From the listing below, work out how many lines contain "screenshot". Reply with that number only.

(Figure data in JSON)

*-*-*

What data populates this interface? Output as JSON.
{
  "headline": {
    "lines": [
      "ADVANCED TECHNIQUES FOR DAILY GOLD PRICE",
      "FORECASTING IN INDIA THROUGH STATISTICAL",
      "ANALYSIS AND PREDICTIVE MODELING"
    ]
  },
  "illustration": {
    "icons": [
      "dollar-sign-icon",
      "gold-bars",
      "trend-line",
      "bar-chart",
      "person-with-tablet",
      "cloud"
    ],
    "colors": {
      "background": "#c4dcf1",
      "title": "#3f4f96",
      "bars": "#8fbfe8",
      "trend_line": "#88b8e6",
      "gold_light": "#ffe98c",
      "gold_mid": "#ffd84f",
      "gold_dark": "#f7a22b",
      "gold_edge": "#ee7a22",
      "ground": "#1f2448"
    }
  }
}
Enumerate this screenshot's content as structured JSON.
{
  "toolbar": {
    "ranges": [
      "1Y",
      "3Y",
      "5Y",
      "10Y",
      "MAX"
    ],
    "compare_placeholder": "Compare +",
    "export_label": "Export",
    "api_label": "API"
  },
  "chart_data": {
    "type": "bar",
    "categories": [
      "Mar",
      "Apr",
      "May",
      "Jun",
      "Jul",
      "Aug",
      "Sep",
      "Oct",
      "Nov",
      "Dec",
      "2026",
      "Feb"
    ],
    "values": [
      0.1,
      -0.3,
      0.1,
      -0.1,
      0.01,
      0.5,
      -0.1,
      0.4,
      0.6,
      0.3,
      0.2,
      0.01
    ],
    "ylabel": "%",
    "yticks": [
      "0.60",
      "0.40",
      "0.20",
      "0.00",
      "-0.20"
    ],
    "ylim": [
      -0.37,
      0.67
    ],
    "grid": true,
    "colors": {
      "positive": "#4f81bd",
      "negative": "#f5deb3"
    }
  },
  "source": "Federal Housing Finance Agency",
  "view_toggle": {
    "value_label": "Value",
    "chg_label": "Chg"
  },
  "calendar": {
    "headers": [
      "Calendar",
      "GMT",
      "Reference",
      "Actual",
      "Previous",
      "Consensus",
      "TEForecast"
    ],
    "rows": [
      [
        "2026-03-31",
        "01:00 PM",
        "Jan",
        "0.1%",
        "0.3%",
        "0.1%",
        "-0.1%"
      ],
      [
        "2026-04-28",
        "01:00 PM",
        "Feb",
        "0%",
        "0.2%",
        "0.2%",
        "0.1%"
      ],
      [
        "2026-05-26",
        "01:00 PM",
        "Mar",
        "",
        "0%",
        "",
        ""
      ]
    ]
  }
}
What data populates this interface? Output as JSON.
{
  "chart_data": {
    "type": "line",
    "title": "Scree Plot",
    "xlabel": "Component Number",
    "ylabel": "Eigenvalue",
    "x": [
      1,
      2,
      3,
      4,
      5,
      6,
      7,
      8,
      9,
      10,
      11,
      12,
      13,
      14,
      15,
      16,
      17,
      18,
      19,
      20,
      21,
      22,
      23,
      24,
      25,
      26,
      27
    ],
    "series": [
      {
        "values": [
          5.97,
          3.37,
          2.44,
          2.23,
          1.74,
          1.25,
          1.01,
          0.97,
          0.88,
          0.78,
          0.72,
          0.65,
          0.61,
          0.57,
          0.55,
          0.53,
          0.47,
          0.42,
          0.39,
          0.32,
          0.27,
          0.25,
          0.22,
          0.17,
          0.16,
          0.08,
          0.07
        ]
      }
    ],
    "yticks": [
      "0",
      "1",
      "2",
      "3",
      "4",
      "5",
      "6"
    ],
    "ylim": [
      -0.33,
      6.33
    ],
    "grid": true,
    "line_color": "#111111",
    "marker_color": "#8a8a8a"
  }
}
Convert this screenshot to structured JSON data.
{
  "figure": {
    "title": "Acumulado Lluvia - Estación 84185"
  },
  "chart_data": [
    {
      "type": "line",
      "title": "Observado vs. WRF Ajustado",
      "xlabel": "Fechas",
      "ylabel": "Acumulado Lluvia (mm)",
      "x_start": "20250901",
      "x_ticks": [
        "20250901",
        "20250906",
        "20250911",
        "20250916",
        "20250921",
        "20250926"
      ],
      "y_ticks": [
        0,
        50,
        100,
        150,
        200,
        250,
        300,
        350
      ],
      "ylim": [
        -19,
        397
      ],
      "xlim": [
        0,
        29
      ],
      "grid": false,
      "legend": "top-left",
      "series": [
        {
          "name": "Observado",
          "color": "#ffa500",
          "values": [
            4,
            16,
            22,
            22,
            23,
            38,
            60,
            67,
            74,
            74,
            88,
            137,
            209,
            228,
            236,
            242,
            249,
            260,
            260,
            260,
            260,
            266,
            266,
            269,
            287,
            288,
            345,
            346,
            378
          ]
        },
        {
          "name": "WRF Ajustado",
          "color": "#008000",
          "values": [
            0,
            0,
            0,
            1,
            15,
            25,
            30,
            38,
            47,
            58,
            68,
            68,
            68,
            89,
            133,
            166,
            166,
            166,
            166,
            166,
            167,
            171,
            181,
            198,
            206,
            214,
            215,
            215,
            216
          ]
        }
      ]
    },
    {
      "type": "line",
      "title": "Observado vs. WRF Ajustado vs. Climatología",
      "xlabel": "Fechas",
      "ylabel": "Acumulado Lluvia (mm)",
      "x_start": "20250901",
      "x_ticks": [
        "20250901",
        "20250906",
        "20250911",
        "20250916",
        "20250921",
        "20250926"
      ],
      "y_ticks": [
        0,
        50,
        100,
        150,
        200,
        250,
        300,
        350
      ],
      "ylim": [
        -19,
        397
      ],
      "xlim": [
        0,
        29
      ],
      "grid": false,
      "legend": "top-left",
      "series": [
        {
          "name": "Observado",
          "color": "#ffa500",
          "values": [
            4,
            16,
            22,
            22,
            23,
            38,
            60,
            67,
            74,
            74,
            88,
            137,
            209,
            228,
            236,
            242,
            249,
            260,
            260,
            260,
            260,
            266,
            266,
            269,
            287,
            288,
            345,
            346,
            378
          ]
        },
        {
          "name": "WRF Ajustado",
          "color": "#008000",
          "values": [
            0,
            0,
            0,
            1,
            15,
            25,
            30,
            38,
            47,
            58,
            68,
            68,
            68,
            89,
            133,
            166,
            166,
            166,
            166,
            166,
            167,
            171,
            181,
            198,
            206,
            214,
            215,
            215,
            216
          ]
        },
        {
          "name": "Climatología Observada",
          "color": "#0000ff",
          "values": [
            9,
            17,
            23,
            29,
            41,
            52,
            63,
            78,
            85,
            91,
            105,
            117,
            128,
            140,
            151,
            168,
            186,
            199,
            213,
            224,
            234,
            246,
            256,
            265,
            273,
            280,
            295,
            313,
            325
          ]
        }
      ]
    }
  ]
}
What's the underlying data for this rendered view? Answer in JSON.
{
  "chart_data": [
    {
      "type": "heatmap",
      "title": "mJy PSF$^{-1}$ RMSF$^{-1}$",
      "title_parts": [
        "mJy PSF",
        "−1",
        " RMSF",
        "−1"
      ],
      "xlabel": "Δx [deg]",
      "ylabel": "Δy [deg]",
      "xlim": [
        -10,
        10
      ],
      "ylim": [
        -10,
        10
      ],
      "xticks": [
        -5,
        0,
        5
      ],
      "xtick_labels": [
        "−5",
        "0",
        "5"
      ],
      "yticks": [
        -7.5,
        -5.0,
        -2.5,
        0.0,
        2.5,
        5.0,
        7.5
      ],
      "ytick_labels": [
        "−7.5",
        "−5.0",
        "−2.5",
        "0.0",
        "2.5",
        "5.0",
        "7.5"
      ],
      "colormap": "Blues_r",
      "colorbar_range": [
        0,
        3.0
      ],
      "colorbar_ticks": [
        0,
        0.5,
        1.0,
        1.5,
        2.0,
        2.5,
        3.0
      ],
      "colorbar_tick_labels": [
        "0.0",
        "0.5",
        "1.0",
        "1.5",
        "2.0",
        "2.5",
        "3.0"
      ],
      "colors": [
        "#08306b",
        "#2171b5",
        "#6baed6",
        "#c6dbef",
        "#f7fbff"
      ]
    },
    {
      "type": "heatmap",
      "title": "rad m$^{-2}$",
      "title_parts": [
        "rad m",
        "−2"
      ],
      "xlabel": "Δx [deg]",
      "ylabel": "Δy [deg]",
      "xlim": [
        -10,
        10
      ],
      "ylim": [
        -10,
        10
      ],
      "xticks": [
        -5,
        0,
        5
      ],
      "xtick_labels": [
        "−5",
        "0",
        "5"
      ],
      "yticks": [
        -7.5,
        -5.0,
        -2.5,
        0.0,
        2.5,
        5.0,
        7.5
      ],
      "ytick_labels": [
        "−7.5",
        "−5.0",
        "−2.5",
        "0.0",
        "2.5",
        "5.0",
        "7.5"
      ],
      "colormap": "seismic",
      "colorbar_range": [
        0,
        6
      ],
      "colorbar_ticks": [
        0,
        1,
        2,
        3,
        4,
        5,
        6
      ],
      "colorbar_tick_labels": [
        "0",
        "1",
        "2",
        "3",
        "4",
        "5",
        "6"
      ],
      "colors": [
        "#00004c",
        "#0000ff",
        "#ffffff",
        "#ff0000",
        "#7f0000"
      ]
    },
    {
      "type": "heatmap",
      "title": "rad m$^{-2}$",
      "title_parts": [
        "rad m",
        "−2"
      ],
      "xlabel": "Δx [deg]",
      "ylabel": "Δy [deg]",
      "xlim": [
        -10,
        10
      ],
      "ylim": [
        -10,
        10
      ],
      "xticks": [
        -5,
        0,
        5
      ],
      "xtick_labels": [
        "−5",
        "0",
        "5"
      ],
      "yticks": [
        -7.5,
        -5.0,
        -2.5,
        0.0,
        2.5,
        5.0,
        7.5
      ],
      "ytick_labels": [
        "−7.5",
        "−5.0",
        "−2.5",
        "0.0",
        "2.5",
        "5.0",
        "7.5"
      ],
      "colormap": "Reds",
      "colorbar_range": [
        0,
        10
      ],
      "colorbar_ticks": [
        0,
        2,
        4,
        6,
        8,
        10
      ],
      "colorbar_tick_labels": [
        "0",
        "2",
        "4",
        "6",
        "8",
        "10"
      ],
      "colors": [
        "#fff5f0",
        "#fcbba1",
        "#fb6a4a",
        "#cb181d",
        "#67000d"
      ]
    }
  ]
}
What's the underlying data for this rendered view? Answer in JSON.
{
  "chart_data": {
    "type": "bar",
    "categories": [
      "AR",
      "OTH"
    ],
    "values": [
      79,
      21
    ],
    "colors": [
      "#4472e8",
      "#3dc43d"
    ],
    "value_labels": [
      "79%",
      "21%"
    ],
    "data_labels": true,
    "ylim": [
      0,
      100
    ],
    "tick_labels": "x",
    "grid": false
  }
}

*-*-*

• _Worked solution_
2